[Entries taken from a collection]
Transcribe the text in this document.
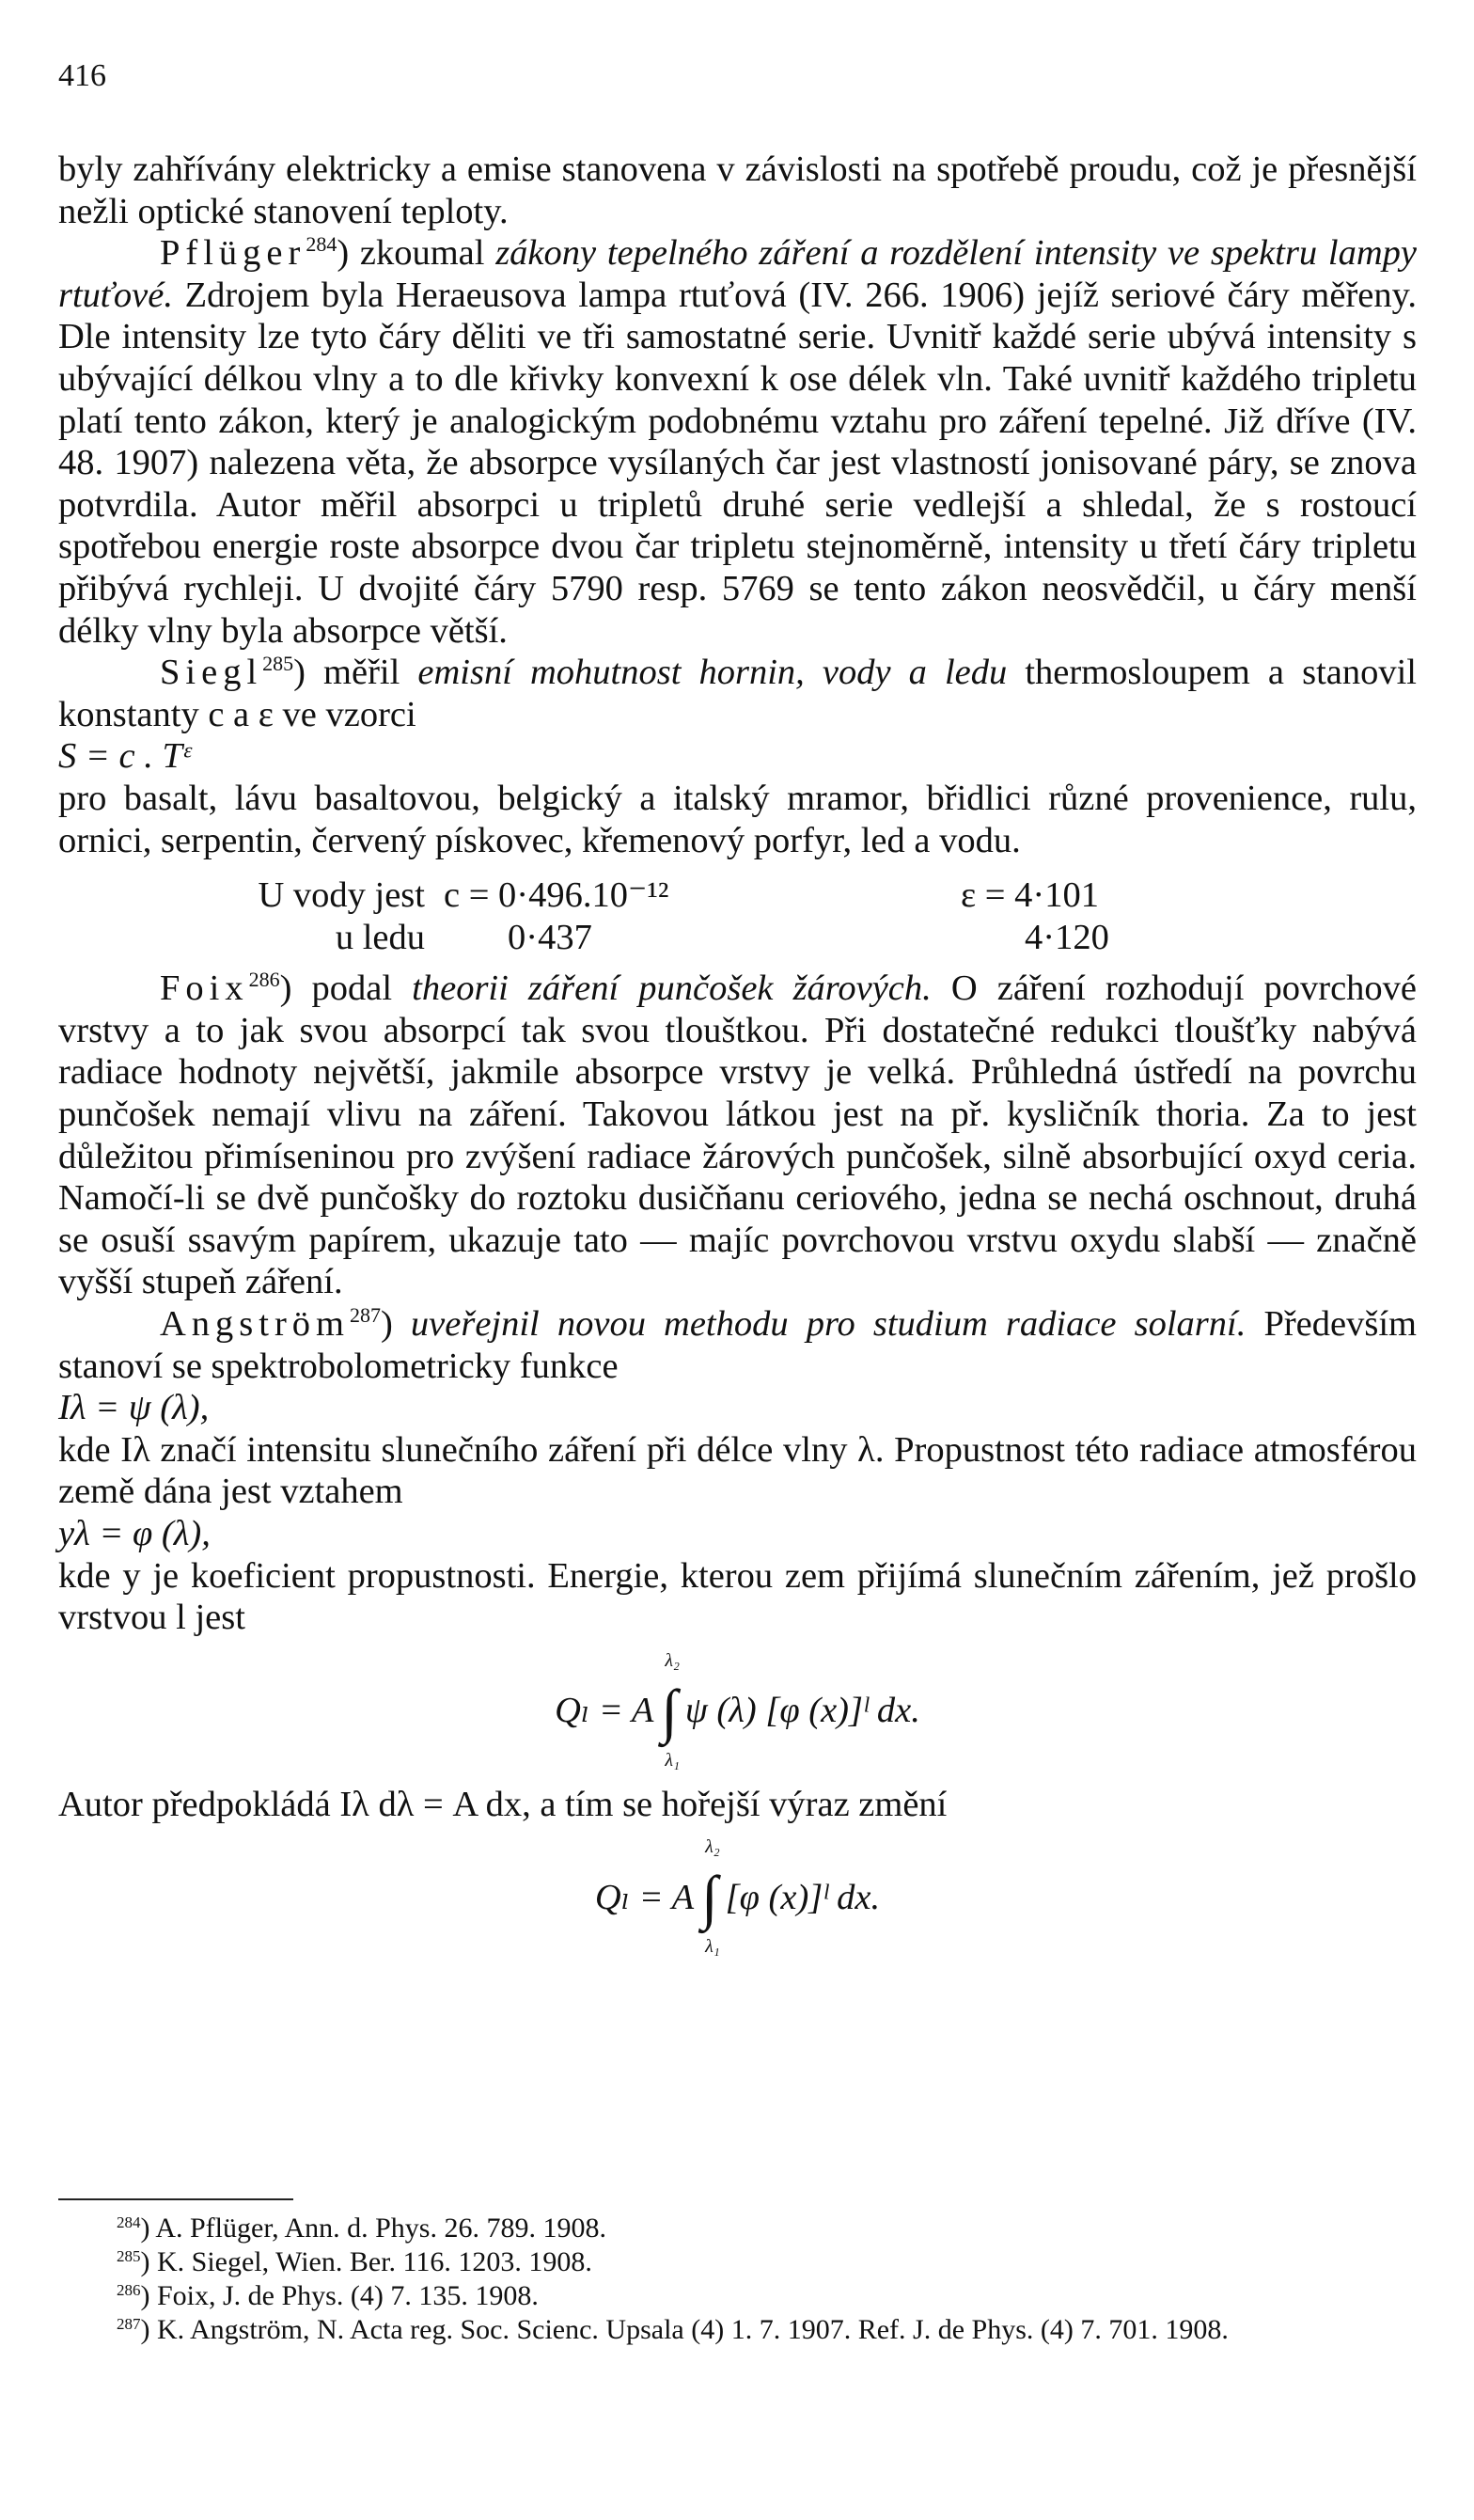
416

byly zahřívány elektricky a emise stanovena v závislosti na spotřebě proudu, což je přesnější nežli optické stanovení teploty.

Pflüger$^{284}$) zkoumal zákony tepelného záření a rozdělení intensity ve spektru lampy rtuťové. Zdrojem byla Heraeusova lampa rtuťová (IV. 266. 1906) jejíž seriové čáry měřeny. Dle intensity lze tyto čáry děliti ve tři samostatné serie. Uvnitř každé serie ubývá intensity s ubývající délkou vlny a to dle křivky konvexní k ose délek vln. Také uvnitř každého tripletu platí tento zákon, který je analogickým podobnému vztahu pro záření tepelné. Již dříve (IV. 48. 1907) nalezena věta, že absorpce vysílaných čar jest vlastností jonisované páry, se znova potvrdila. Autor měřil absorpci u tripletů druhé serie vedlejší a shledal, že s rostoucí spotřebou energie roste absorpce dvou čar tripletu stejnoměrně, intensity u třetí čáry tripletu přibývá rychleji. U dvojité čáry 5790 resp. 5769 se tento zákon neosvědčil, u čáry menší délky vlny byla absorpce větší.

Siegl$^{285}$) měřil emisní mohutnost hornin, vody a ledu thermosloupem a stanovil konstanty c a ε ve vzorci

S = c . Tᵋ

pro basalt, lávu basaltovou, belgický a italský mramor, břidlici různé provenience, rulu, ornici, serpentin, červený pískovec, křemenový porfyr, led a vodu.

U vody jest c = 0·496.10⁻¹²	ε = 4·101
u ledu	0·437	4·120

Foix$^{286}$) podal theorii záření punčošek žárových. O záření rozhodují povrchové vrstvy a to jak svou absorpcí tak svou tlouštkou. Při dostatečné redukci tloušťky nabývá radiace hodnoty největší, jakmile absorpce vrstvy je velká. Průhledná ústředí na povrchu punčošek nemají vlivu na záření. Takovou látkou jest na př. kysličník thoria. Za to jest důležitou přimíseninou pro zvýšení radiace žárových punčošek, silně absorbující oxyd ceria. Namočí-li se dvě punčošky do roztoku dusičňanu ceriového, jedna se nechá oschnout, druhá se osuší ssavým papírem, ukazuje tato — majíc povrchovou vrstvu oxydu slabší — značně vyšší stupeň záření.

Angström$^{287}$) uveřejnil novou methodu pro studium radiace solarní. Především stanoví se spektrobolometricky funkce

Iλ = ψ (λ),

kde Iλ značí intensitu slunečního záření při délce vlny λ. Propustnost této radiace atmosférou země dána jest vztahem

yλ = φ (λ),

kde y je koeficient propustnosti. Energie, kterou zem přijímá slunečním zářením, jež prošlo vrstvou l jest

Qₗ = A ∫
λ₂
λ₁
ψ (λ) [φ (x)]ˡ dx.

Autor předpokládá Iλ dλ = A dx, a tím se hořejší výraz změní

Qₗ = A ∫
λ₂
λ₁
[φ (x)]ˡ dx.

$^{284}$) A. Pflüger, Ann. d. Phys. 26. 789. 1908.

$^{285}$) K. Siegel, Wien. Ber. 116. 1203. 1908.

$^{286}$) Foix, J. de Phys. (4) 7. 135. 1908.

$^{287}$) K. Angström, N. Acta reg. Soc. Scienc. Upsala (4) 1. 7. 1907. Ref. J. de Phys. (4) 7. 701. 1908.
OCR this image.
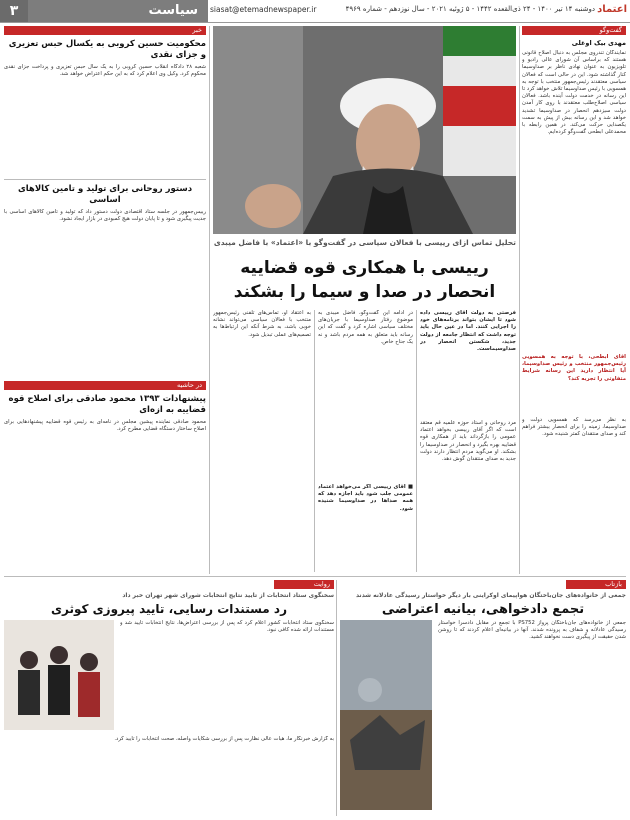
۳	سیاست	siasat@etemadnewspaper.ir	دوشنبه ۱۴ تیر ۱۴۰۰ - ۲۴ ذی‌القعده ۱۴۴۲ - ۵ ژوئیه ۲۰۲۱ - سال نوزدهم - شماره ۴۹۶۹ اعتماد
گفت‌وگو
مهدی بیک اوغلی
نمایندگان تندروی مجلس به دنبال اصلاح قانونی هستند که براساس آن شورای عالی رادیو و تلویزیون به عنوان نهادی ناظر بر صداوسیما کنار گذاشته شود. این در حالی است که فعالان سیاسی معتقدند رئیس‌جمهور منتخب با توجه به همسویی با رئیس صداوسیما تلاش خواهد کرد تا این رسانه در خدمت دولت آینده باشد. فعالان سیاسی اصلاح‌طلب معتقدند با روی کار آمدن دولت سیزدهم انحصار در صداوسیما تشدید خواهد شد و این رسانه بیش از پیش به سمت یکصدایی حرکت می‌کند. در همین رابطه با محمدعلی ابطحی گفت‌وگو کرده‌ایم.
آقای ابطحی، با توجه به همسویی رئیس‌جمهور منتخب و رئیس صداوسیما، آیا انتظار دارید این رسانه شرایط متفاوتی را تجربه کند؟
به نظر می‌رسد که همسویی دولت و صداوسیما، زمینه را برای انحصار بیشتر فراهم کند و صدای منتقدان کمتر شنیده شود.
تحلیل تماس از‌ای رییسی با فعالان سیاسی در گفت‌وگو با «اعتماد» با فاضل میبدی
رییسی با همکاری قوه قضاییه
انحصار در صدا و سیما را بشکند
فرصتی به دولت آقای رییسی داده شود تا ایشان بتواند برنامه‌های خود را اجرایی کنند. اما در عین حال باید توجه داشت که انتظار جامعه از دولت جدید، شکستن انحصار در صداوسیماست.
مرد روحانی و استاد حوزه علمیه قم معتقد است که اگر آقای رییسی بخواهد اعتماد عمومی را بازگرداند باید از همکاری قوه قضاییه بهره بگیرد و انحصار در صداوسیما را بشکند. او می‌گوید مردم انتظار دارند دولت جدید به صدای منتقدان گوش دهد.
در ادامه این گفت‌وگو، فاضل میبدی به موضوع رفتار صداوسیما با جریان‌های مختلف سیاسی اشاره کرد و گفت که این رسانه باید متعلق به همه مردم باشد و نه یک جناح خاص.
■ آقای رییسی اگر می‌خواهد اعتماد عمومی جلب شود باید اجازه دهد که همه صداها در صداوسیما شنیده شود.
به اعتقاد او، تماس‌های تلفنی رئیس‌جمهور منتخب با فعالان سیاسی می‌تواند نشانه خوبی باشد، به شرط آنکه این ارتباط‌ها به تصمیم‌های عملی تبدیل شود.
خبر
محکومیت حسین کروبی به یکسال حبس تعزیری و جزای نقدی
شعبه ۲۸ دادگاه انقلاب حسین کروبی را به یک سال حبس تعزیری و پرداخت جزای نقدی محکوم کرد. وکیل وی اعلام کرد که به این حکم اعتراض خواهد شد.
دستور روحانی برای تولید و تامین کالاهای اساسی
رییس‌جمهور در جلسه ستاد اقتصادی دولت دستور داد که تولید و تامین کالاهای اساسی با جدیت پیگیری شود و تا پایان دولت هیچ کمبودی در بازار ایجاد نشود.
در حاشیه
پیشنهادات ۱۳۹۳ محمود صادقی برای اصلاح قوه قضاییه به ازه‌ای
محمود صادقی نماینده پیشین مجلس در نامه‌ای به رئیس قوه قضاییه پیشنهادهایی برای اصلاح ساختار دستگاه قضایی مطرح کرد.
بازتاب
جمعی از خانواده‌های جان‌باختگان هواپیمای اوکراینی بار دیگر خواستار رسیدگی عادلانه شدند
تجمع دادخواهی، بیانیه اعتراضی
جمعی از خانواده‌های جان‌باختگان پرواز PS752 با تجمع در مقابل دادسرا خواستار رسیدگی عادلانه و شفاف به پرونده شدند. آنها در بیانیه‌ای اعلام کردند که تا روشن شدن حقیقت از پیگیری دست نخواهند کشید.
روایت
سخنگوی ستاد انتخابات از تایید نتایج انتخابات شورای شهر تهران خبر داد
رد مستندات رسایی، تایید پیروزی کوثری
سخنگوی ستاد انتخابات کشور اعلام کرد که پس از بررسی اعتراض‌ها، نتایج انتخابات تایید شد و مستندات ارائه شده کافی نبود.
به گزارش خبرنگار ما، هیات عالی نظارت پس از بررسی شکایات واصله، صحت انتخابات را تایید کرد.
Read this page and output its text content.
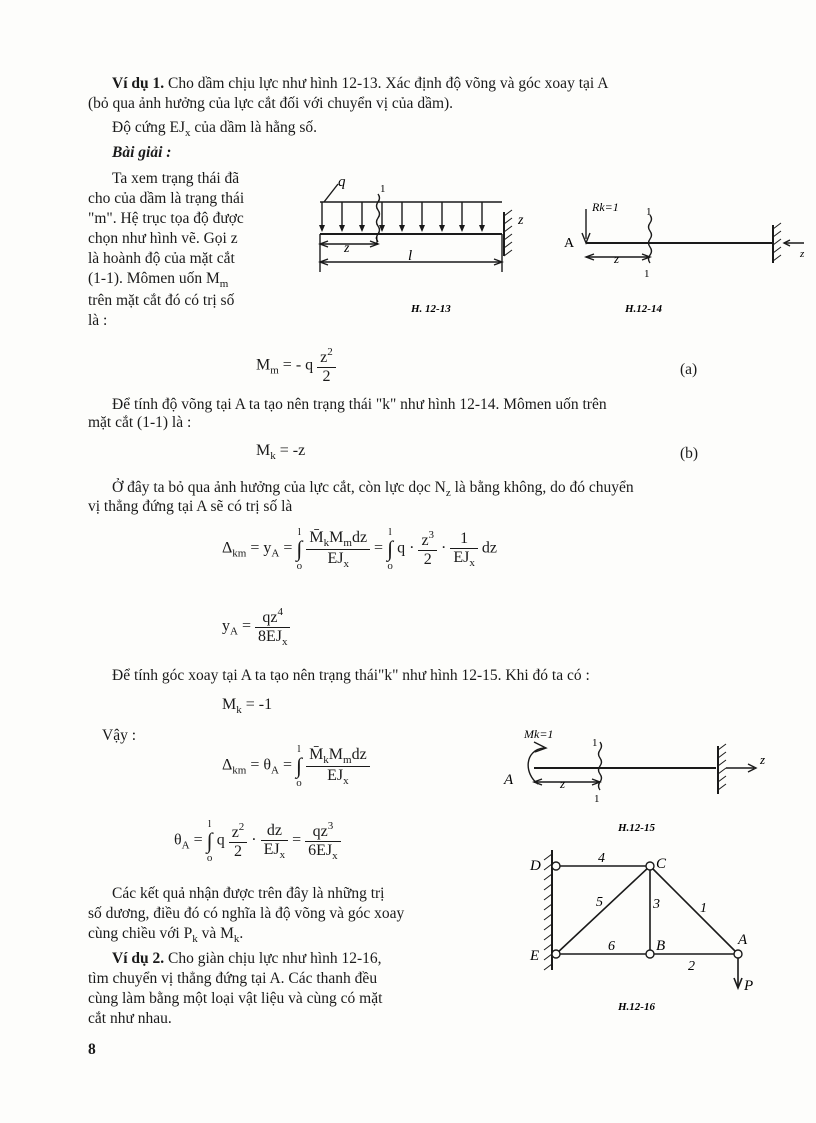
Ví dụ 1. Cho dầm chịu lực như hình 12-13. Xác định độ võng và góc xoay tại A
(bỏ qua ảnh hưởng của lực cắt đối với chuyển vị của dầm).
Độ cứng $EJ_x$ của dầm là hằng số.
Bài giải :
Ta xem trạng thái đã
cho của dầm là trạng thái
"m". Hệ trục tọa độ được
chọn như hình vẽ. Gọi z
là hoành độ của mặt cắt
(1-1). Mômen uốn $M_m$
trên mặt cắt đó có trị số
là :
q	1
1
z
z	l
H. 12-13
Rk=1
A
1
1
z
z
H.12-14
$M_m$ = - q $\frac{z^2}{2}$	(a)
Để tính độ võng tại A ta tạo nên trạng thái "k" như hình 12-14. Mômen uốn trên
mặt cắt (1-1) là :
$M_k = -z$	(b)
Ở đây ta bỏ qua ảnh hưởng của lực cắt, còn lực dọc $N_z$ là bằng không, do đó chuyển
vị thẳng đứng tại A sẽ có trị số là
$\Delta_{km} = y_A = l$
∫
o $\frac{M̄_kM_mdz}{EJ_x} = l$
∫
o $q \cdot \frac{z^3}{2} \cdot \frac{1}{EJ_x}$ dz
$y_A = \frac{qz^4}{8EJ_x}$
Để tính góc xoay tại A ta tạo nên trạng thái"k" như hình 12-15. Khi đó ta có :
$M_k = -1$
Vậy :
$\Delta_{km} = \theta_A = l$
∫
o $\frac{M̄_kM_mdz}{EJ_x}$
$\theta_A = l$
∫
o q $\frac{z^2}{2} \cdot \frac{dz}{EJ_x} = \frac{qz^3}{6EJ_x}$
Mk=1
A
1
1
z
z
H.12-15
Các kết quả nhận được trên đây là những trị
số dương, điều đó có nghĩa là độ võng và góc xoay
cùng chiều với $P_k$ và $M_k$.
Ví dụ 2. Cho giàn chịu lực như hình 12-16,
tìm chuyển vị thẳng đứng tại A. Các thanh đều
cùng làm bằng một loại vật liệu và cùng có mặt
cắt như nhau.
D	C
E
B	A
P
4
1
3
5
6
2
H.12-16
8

* Problem
Determine how many lines of the entries above carry the string "شنیده", and give that number alone.

* Solution to the exercise
2